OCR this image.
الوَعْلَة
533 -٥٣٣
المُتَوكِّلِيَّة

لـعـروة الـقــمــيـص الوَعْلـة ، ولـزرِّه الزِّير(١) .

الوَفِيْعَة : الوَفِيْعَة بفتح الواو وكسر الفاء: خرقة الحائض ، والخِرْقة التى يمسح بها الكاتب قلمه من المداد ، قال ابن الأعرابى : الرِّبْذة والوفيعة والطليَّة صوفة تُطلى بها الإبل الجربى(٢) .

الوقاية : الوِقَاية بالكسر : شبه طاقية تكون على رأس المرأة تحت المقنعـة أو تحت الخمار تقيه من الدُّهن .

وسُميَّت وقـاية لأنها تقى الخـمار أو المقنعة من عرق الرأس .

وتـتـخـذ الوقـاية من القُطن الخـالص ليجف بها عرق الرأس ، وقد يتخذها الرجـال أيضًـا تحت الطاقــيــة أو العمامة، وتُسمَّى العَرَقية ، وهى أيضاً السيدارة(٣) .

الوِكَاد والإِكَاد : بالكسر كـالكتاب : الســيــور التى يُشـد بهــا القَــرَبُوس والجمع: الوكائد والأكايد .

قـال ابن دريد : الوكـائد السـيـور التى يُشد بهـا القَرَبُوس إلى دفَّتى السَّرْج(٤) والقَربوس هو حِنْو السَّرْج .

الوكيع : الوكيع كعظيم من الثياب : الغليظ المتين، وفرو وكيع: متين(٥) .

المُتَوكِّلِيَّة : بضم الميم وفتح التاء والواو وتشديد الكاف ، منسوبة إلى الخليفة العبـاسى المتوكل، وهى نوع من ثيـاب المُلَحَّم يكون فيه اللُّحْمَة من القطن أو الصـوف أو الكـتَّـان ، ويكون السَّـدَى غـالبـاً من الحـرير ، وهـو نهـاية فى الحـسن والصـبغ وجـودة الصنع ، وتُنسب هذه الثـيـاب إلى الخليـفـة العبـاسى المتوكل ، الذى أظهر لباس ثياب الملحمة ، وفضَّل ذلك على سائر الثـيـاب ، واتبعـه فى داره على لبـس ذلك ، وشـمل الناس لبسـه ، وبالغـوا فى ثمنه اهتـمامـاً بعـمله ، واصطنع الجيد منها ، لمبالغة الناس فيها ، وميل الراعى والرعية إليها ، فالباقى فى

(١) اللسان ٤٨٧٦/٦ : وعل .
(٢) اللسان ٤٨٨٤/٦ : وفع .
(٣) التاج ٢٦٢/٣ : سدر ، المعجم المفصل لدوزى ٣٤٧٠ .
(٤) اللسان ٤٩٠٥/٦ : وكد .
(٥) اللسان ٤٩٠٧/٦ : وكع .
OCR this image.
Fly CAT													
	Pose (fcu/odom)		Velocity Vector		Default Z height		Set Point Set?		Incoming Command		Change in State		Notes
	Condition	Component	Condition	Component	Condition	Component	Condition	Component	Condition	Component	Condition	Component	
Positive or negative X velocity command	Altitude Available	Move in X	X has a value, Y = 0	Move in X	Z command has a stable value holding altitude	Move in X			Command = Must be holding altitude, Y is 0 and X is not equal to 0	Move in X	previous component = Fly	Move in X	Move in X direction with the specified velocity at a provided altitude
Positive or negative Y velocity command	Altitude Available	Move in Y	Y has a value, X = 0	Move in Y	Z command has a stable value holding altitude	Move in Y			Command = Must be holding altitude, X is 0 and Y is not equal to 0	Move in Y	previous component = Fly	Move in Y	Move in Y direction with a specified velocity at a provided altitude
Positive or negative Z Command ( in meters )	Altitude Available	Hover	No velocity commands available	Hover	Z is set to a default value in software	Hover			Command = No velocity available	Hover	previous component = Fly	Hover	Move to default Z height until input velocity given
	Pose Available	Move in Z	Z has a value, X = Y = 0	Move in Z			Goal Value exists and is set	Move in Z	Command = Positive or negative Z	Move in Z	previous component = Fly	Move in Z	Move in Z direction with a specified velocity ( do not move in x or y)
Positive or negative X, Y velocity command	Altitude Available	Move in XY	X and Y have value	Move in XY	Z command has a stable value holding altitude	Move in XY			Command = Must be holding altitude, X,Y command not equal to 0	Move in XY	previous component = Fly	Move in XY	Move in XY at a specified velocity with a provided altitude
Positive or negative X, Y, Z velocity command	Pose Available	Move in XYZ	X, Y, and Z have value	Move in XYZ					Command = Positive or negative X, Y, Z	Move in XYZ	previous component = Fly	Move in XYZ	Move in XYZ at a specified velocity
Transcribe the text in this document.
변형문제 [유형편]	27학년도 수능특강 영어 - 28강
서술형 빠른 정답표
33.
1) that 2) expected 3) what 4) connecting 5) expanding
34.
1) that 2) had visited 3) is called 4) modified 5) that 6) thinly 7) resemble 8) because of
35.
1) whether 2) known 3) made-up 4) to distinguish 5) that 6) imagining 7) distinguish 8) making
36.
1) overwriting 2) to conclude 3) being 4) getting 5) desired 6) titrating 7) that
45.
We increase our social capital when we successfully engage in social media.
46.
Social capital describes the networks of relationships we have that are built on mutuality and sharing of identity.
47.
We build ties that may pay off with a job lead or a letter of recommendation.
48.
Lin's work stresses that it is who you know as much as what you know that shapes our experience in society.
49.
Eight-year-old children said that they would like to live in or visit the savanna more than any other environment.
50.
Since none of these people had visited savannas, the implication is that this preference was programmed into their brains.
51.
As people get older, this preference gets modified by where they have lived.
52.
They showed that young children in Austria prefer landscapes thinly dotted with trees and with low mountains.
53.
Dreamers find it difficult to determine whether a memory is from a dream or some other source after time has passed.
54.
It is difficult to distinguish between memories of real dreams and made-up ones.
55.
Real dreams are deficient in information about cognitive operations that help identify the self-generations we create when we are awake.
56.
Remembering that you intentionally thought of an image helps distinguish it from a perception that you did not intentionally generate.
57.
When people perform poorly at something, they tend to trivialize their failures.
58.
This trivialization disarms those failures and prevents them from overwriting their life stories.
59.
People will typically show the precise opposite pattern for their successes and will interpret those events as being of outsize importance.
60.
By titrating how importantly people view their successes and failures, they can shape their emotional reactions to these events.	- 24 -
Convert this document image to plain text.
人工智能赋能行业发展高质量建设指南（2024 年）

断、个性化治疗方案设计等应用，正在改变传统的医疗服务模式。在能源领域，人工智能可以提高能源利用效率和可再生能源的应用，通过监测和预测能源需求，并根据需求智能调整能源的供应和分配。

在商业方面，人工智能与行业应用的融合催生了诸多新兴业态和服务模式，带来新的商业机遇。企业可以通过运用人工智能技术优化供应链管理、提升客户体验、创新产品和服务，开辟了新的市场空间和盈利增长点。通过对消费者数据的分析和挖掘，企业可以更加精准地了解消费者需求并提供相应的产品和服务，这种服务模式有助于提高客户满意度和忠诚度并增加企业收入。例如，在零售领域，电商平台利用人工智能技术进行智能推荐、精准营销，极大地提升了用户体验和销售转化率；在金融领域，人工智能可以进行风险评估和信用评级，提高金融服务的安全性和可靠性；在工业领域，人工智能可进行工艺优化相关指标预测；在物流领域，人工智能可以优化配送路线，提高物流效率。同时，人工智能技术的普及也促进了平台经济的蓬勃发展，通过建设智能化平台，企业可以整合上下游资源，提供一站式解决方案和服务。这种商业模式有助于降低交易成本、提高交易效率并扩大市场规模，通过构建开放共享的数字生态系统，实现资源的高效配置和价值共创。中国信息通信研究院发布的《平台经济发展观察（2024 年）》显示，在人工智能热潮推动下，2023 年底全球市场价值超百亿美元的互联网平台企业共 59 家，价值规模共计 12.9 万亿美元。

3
□ □ □ □ □ □ □
== Description of the task ==
Could you quote the material above in full, exactly as it stands?

== Answer to the problem ==
OCR this image.
الوَعْلَة
533 -٥٣٣
المُتَوكِّلِيَّة

لـعـروة الـقــمــيـص الوَعْلـة ، ولـزرِّه الزِّير(١) .

الوَفِيْعَة : الوَفِيْعَة بفتح الواو وكسر الفاء: خرقة الحائض ، والخِرْقة التى يمسح بها الكاتب قلمه من المداد ، قال ابن الأعرابى : الرِّبْذة والوفيعة والطليَّة صوفة تُطلى بها الإبل الجربى(٢) .

الوقاية : الوِقَاية بالكسر : شبه طاقية تكون على رأس المرأة تحت المقنعـة أو تحت الخمار تقيه من الدُّهن .

وسُميَّت وقـاية لأنها تقى الخـمار أو المقنعة من عرق الرأس .

وتـتـخـذ الوقـاية من القُطن الخـالص ليجف بها عرق الرأس ، وقد يتخذها الرجـال أيضًـا تحت الطاقــيــة أو العمامة، وتُسمَّى العَرَقية ، وهى أيضاً السيدارة(٣) .

الوِكَاد والإِكَاد : بالكسر كـالكتاب : الســيــور التى يُشـد بهــا القَــرَبُوس والجمع: الوكائد والأكايد .

قـال ابن دريد : الوكـائد السـيـور التى يُشد بهـا القَرَبُوس إلى دفَّتى السَّرْج(٤) والقَربوس هو حِنْو السَّرْج .

الوكيع : الوكيع كعظيم من الثياب : الغليظ المتين، وفرو وكيع: متين(٥) .

المُتَوكِّلِيَّة : بضم الميم وفتح التاء والواو وتشديد الكاف ، منسوبة إلى الخليفة العبـاسى المتوكل، وهى نوع من ثيـاب المُلَحَّم يكون فيه اللُّحْمَة من القطن أو الصـوف أو الكـتَّـان ، ويكون السَّـدَى غـالبـاً من الحـرير ، وهـو نهـاية فى الحـسن والصـبغ وجـودة الصنع ، وتُنسب هذه الثـيـاب إلى الخليـفـة العبـاسى المتوكل ، الذى أظهر لباس ثياب الملحمة ، وفضَّل ذلك على سائر الثـيـاب ، واتبعـه فى داره على لبـس ذلك ، وشـمل الناس لبسـه ، وبالغـوا فى ثمنه اهتـمامـاً بعـمله ، واصطنع الجيد منها ، لمبالغة الناس فيها ، وميل الراعى والرعية إليها ، فالباقى فى

(١) اللسان ٤٨٧٦/٦ : وعل .
(٢) اللسان ٤٨٨٤/٦ : وفع .
(٣) التاج ٢٦٢/٣ : سدر ، المعجم المفصل لدوزى ٣٤٧٠ .
(٤) اللسان ٤٩٠٥/٦ : وكد .
(٥) اللسان ٤٩٠٧/٦ : وكع .
OCR this image.
Fly CAT													
	Pose (fcu/odom)		Velocity Vector		Default Z height		Set Point Set?		Incoming Command		Change in State		Notes
	Condition	Component	Condition	Component	Condition	Component	Condition	Component	Condition	Component	Condition	Component	
Positive or negative X velocity command	Altitude Available	Move in X	X has a value, Y = 0	Move in X	Z command has a stable value holding altitude	Move in X			Command = Must be holding altitude, Y is 0 and X is not equal to 0	Move in X	previous component = Fly	Move in X	Move in X direction with the specified velocity at a provided altitude
Positive or negative Y velocity command	Altitude Available	Move in Y	Y has a value, X = 0	Move in Y	Z command has a stable value holding altitude	Move in Y			Command = Must be holding altitude, X is 0 and Y is not equal to 0	Move in Y	previous component = Fly	Move in Y	Move in Y direction with a specified velocity at a provided altitude
Positive or negative Z Command ( in meters )	Altitude Available	Hover	No velocity commands available	Hover	Z is set to a default value in software	Hover			Command = No velocity available	Hover	previous component = Fly	Hover	Move to default Z height until input velocity given
	Pose Available	Move in Z	Z has a value, X = Y = 0	Move in Z			Goal Value exists and is set	Move in Z	Command = Positive or negative Z	Move in Z	previous component = Fly	Move in Z	Move in Z direction with a specified velocity ( do not move in x or y)
Positive or negative X, Y velocity command	Altitude Available	Move in XY	X and Y have value	Move in XY	Z command has a stable value holding altitude	Move in XY			Command = Must be holding altitude, X,Y command not equal to 0	Move in XY	previous component = Fly	Move in XY	Move in XY at a specified velocity with a provided altitude
Positive or negative X, Y, Z velocity command	Pose Available	Move in XYZ	X, Y, and Z have value	Move in XYZ					Command = Positive or negative X, Y, Z	Move in XYZ	previous component = Fly	Move in XYZ	Move in XYZ at a specified velocity
Transcribe the text in this document.
변형문제 [유형편]	27학년도 수능특강 영어 - 28강
서술형 빠른 정답표
33.
1) that 2) expected 3) what 4) connecting 5) expanding
34.
1) that 2) had visited 3) is called 4) modified 5) that 6) thinly 7) resemble 8) because of
35.
1) whether 2) known 3) made-up 4) to distinguish 5) that 6) imagining 7) distinguish 8) making
36.
1) overwriting 2) to conclude 3) being 4) getting 5) desired 6) titrating 7) that
45.
We increase our social capital when we successfully engage in social media.
46.
Social capital describes the networks of relationships we have that are built on mutuality and sharing of identity.
47.
We build ties that may pay off with a job lead or a letter of recommendation.
48.
Lin's work stresses that it is who you know as much as what you know that shapes our experience in society.
49.
Eight-year-old children said that they would like to live in or visit the savanna more than any other environment.
50.
Since none of these people had visited savannas, the implication is that this preference was programmed into their brains.
51.
As people get older, this preference gets modified by where they have lived.
52.
They showed that young children in Austria prefer landscapes thinly dotted with trees and with low mountains.
53.
Dreamers find it difficult to determine whether a memory is from a dream or some other source after time has passed.
54.
It is difficult to distinguish between memories of real dreams and made-up ones.
55.
Real dreams are deficient in information about cognitive operations that help identify the self-generations we create when we are awake.
56.
Remembering that you intentionally thought of an image helps distinguish it from a perception that you did not intentionally generate.
57.
When people perform poorly at something, they tend to trivialize their failures.
58.
This trivialization disarms those failures and prevents them from overwriting their life stories.
59.
People will typically show the precise opposite pattern for their successes and will interpret those events as being of outsize importance.
60.
By titrating how importantly people view their successes and failures, they can shape their emotional reactions to these events.	- 24 -
Convert this document image to plain text.
人工智能赋能行业发展高质量建设指南（2024 年）

断、个性化治疗方案设计等应用，正在改变传统的医疗服务模式。在能源领域，人工智能可以提高能源利用效率和可再生能源的应用，通过监测和预测能源需求，并根据需求智能调整能源的供应和分配。

在商业方面，人工智能与行业应用的融合催生了诸多新兴业态和服务模式，带来新的商业机遇。企业可以通过运用人工智能技术优化供应链管理、提升客户体验、创新产品和服务，开辟了新的市场空间和盈利增长点。通过对消费者数据的分析和挖掘，企业可以更加精准地了解消费者需求并提供相应的产品和服务，这种服务模式有助于提高客户满意度和忠诚度并增加企业收入。例如，在零售领域，电商平台利用人工智能技术进行智能推荐、精准营销，极大地提升了用户体验和销售转化率；在金融领域，人工智能可以进行风险评估和信用评级，提高金融服务的安全性和可靠性；在工业领域，人工智能可进行工艺优化相关指标预测；在物流领域，人工智能可以优化配送路线，提高物流效率。同时，人工智能技术的普及也促进了平台经济的蓬勃发展，通过建设智能化平台，企业可以整合上下游资源，提供一站式解决方案和服务。这种商业模式有助于降低交易成本、提高交易效率并扩大市场规模，通过构建开放共享的数字生态系统，实现资源的高效配置和价值共创。中国信息通信研究院发布的《平台经济发展观察（2024 年）》显示，在人工智能热潮推动下，2023 年底全球市场价值超百亿美元的互联网平台企业共 59 家，价值规模共计 12.9 万亿美元。

3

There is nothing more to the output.